REQUIREMENT
Report back each line of the records that contains the string "gleichf".

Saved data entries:
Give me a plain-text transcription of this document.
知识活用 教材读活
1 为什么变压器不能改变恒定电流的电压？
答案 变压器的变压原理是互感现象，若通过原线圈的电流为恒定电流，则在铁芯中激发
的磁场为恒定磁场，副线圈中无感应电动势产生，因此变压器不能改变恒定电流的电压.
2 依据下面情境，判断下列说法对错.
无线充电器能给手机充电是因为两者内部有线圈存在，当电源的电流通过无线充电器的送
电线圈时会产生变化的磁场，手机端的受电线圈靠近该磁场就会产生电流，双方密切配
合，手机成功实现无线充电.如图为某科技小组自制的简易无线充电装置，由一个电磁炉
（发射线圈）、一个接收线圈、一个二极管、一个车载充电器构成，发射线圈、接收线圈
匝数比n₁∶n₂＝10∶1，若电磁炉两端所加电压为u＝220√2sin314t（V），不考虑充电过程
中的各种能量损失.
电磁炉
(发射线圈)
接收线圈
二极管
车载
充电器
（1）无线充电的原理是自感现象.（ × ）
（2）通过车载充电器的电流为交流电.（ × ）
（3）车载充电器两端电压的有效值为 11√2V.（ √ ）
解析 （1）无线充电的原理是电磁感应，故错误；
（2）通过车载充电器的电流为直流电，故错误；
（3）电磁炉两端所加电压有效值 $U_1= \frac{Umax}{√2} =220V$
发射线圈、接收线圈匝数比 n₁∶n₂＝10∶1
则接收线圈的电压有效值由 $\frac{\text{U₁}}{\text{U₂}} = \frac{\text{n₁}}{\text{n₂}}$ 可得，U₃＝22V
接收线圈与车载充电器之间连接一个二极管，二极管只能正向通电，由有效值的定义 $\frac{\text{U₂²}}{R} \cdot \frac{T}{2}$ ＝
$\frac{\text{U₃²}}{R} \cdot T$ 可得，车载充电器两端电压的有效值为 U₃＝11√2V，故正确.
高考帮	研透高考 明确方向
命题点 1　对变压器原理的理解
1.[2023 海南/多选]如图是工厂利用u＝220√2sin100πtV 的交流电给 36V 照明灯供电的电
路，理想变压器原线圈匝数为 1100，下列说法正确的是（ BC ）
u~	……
...
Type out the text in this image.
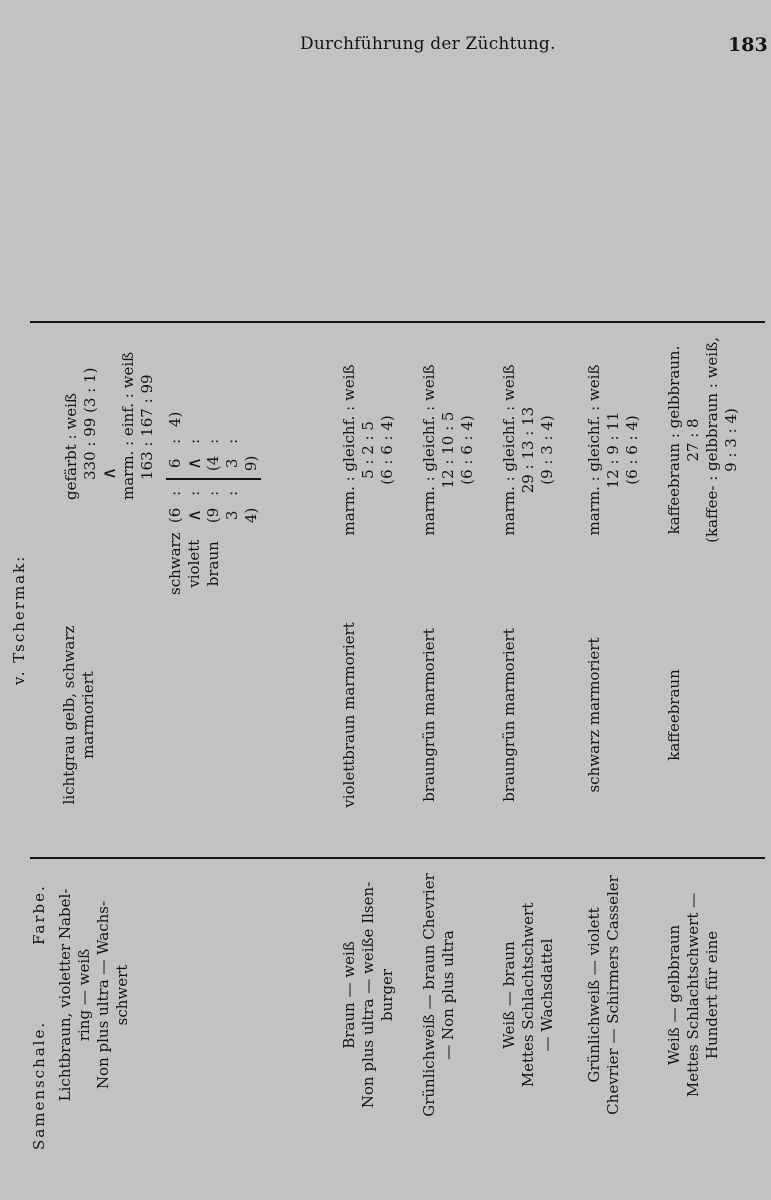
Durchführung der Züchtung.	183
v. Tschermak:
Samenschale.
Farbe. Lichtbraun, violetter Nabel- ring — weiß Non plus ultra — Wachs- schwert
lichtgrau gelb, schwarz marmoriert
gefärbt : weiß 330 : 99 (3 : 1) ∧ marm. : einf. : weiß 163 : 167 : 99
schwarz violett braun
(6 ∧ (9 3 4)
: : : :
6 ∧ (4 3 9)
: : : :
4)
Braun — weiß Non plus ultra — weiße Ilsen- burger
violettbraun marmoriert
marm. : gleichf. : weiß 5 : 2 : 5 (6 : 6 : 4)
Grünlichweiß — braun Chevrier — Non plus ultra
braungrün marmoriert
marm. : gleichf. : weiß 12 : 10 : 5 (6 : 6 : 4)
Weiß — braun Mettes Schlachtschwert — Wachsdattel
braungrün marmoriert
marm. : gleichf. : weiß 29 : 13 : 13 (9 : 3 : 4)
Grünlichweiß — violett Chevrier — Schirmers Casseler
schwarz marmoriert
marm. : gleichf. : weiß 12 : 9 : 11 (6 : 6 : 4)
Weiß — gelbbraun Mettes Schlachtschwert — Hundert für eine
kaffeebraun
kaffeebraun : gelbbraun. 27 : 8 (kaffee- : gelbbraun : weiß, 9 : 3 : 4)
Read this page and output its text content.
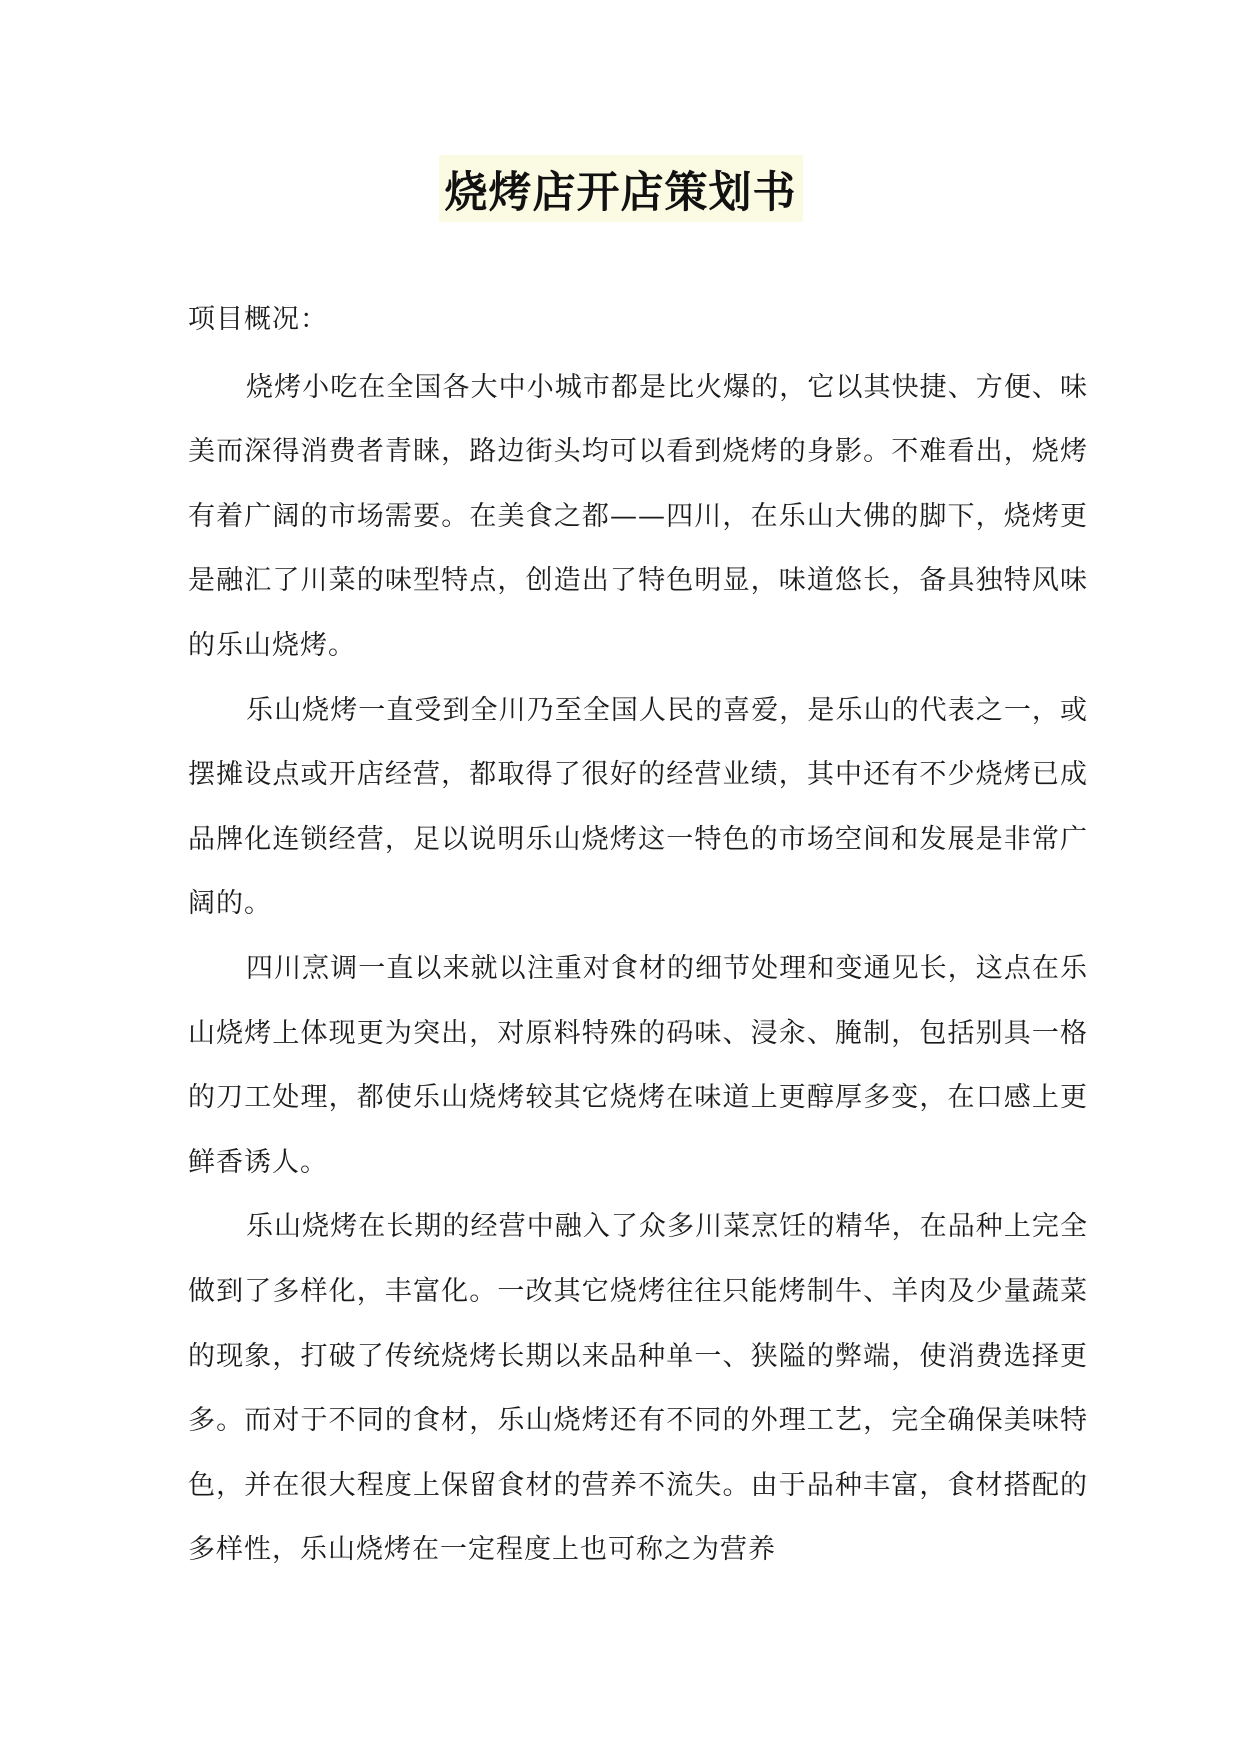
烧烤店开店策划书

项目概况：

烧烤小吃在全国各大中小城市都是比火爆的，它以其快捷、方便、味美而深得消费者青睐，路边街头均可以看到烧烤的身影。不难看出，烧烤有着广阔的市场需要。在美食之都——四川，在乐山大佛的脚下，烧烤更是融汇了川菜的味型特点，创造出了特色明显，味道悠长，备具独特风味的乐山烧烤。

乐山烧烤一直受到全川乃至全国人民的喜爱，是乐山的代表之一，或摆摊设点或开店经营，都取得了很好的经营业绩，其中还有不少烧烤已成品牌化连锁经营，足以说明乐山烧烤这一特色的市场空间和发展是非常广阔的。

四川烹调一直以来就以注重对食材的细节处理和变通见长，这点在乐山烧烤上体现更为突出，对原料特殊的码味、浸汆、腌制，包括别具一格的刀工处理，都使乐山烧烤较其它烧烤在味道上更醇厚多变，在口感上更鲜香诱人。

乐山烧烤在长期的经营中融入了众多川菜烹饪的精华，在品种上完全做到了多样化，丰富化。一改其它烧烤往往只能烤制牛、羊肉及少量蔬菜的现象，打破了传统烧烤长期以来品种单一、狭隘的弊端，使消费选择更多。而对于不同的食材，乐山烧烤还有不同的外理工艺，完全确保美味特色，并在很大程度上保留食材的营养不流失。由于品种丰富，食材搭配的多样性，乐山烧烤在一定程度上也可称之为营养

EXERCISE RESPONSE
marm. : gleichf. : weiß 5 : 2 : 5 (6 : 6 : 4)
marm. : gleichf. : weiß 12 : 10 : 5 (6 : 6 : 4)
marm. : gleichf. : weiß 29 : 13 : 13 (9 : 3 : 4)
marm. : gleichf. : weiß 12 : 9 : 11 (6 : 6 : 4)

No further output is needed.